── INFORMATION GIVEN

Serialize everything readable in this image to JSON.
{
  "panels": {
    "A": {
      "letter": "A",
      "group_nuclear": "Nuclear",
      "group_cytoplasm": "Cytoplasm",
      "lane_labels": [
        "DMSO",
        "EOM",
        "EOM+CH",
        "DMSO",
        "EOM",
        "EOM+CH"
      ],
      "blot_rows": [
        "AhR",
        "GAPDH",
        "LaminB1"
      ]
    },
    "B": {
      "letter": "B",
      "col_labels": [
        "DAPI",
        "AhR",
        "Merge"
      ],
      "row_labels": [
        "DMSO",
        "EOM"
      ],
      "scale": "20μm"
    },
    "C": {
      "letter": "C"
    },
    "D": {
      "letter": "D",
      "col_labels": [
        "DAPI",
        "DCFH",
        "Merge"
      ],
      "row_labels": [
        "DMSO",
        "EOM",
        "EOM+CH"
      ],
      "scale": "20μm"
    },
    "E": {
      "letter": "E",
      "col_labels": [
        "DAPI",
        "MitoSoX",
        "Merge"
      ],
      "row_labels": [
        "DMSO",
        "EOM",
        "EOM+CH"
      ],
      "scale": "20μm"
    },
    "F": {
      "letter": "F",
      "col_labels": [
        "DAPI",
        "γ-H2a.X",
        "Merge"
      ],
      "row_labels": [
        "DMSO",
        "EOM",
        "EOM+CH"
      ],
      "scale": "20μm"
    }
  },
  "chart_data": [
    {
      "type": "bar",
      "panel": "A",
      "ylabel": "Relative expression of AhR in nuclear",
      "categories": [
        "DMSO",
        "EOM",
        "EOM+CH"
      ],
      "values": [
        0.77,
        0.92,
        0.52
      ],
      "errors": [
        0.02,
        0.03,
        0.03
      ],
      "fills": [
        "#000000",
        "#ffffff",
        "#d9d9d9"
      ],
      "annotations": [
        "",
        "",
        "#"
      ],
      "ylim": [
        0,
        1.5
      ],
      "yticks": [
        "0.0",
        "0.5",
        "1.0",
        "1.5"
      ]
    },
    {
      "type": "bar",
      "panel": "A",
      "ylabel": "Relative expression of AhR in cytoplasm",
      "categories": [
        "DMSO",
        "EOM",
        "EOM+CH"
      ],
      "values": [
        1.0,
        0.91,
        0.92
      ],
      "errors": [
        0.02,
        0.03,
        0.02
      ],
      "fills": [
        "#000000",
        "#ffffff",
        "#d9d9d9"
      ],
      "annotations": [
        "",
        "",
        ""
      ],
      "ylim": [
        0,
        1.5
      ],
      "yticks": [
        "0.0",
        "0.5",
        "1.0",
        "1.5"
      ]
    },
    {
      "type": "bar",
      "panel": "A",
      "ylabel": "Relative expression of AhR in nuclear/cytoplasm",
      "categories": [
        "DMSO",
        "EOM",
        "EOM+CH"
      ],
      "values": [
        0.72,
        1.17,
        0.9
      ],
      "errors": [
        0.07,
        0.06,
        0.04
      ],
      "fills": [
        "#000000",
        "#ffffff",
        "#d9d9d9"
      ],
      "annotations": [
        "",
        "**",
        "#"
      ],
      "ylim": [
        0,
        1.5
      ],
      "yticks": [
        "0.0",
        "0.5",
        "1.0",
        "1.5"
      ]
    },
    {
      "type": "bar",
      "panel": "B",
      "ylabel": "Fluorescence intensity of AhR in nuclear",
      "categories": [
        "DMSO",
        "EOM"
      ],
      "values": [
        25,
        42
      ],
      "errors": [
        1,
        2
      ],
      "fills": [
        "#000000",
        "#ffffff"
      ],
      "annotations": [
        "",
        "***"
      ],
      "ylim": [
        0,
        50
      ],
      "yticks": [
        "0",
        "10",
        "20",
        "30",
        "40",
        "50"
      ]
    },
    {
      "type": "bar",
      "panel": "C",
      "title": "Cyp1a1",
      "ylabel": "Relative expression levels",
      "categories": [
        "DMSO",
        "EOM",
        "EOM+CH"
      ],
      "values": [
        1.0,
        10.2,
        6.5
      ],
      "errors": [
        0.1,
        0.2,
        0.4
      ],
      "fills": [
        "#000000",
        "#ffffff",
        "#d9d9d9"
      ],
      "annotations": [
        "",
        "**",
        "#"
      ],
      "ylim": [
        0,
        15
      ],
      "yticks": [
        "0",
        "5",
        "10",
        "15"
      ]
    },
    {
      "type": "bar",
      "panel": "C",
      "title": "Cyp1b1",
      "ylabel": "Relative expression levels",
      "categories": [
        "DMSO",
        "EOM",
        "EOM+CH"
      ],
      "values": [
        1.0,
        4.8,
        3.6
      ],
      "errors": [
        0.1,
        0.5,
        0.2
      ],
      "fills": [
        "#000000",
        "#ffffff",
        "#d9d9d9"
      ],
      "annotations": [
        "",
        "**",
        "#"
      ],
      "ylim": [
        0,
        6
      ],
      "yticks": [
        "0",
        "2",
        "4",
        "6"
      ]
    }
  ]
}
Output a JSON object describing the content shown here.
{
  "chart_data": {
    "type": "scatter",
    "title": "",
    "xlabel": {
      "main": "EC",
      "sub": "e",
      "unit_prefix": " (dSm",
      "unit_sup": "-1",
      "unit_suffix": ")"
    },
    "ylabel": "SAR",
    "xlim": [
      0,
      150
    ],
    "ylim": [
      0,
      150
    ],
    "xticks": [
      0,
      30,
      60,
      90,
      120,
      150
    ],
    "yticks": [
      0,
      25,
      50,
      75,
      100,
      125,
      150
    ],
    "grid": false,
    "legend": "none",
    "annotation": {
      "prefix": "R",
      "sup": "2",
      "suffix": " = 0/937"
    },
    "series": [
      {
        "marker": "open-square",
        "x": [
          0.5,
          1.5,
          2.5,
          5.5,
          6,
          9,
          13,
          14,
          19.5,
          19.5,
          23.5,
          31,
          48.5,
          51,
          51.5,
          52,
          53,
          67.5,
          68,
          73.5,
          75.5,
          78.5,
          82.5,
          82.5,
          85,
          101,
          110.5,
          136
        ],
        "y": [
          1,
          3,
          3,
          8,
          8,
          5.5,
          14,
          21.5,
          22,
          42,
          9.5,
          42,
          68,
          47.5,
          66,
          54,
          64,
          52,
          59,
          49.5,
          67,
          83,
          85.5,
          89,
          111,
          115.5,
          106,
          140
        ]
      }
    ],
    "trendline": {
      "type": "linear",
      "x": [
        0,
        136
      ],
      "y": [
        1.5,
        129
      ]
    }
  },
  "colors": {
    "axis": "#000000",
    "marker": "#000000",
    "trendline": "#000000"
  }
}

────

▸ TASK DESCRIPTION
Please set down all the data word for word.

▸ RESPONSE TO THIS EXERCISE
Serialize everything readable in this image to JSON.
{
  "panels": {
    "A": {
      "letter": "A",
      "group_nuclear": "Nuclear",
      "group_cytoplasm": "Cytoplasm",
      "lane_labels": [
        "DMSO",
        "EOM",
        "EOM+CH",
        "DMSO",
        "EOM",
        "EOM+CH"
      ],
      "blot_rows": [
        "AhR",
        "GAPDH",
        "LaminB1"
      ]
    },
    "B": {
      "letter": "B",
      "col_labels": [
        "DAPI",
        "AhR",
        "Merge"
      ],
      "row_labels": [
        "DMSO",
        "EOM"
      ],
      "scale": "20μm"
    },
    "C": {
      "letter": "C"
    },
    "D": {
      "letter": "D",
      "col_labels": [
        "DAPI",
        "DCFH",
        "Merge"
      ],
      "row_labels": [
        "DMSO",
        "EOM",
        "EOM+CH"
      ],
      "scale": "20μm"
    },
    "E": {
      "letter": "E",
      "col_labels": [
        "DAPI",
        "MitoSoX",
        "Merge"
      ],
      "row_labels": [
        "DMSO",
        "EOM",
        "EOM+CH"
      ],
      "scale": "20μm"
    },
    "F": {
      "letter": "F",
      "col_labels": [
        "DAPI",
        "γ-H2a.X",
        "Merge"
      ],
      "row_labels": [
        "DMSO",
        "EOM",
        "EOM+CH"
      ],
      "scale": "20μm"
    }
  },
  "chart_data": [
    {
      "type": "bar",
      "panel": "A",
      "ylabel": "Relative expression of AhR in nuclear",
      "categories": [
        "DMSO",
        "EOM",
        "EOM+CH"
      ],
      "values": [
        0.77,
        0.92,
        0.52
      ],
      "errors": [
        0.02,
        0.03,
        0.03
      ],
      "fills": [
        "#000000",
        "#ffffff",
        "#d9d9d9"
      ],
      "annotations": [
        "",
        "",
        "#"
      ],
      "ylim": [
        0,
        1.5
      ],
      "yticks": [
        "0.0",
        "0.5",
        "1.0",
        "1.5"
      ]
    },
    {
      "type": "bar",
      "panel": "A",
      "ylabel": "Relative expression of AhR in cytoplasm",
      "categories": [
        "DMSO",
        "EOM",
        "EOM+CH"
      ],
      "values": [
        1.0,
        0.91,
        0.92
      ],
      "errors": [
        0.02,
        0.03,
        0.02
      ],
      "fills": [
        "#000000",
        "#ffffff",
        "#d9d9d9"
      ],
      "annotations": [
        "",
        "",
        ""
      ],
      "ylim": [
        0,
        1.5
      ],
      "yticks": [
        "0.0",
        "0.5",
        "1.0",
        "1.5"
      ]
    },
    {
      "type": "bar",
      "panel": "A",
      "ylabel": "Relative expression of AhR in nuclear/cytoplasm",
      "categories": [
        "DMSO",
        "EOM",
        "EOM+CH"
      ],
      "values": [
        0.72,
        1.17,
        0.9
      ],
      "errors": [
        0.07,
        0.06,
        0.04
      ],
      "fills": [
        "#000000",
        "#ffffff",
        "#d9d9d9"
      ],
      "annotations": [
        "",
        "**",
        "#"
      ],
      "ylim": [
        0,
        1.5
      ],
      "yticks": [
        "0.0",
        "0.5",
        "1.0",
        "1.5"
      ]
    },
    {
      "type": "bar",
      "panel": "B",
      "ylabel": "Fluorescence intensity of AhR in nuclear",
      "categories": [
        "DMSO",
        "EOM"
      ],
      "values": [
        25,
        42
      ],
      "errors": [
        1,
        2
      ],
      "fills": [
        "#000000",
        "#ffffff"
      ],
      "annotations": [
        "",
        "***"
      ],
      "ylim": [
        0,
        50
      ],
      "yticks": [
        "0",
        "10",
        "20",
        "30",
        "40",
        "50"
      ]
    },
    {
      "type": "bar",
      "panel": "C",
      "title": "Cyp1a1",
      "ylabel": "Relative expression levels",
      "categories": [
        "DMSO",
        "EOM",
        "EOM+CH"
      ],
      "values": [
        1.0,
        10.2,
        6.5
      ],
      "errors": [
        0.1,
        0.2,
        0.4
      ],
      "fills": [
        "#000000",
        "#ffffff",
        "#d9d9d9"
      ],
      "annotations": [
        "",
        "**",
        "#"
      ],
      "ylim": [
        0,
        15
      ],
      "yticks": [
        "0",
        "5",
        "10",
        "15"
      ]
    },
    {
      "type": "bar",
      "panel": "C",
      "title": "Cyp1b1",
      "ylabel": "Relative expression levels",
      "categories": [
        "DMSO",
        "EOM",
        "EOM+CH"
      ],
      "values": [
        1.0,
        4.8,
        3.6
      ],
      "errors": [
        0.1,
        0.5,
        0.2
      ],
      "fills": [
        "#000000",
        "#ffffff",
        "#d9d9d9"
      ],
      "annotations": [
        "",
        "**",
        "#"
      ],
      "ylim": [
        0,
        6
      ],
      "yticks": [
        "0",
        "2",
        "4",
        "6"
      ]
    }
  ]
}
Output a JSON object describing the content shown here.
{
  "chart_data": {
    "type": "scatter",
    "title": "",
    "xlabel": {
      "main": "EC",
      "sub": "e",
      "unit_prefix": " (dSm",
      "unit_sup": "-1",
      "unit_suffix": ")"
    },
    "ylabel": "SAR",
    "xlim": [
      0,
      150
    ],
    "ylim": [
      0,
      150
    ],
    "xticks": [
      0,
      30,
      60,
      90,
      120,
      150
    ],
    "yticks": [
      0,
      25,
      50,
      75,
      100,
      125,
      150
    ],
    "grid": false,
    "legend": "none",
    "annotation": {
      "prefix": "R",
      "sup": "2",
      "suffix": " = 0/937"
    },
    "series": [
      {
        "marker": "open-square",
        "x": [
          0.5,
          1.5,
          2.5,
          5.5,
          6,
          9,
          13,
          14,
          19.5,
          19.5,
          23.5,
          31,
          48.5,
          51,
          51.5,
          52,
          53,
          67.5,
          68,
          73.5,
          75.5,
          78.5,
          82.5,
          82.5,
          85,
          101,
          110.5,
          136
        ],
        "y": [
          1,
          3,
          3,
          8,
          8,
          5.5,
          14,
          21.5,
          22,
          42,
          9.5,
          42,
          68,
          47.5,
          66,
          54,
          64,
          52,
          59,
          49.5,
          67,
          83,
          85.5,
          89,
          111,
          115.5,
          106,
          140
        ]
      }
    ],
    "trendline": {
      "type": "linear",
      "x": [
        0,
        136
      ],
      "y": [
        1.5,
        129
      ]
    }
  },
  "colors": {
    "axis": "#000000",
    "marker": "#000000",
    "trendline": "#000000"
  }
}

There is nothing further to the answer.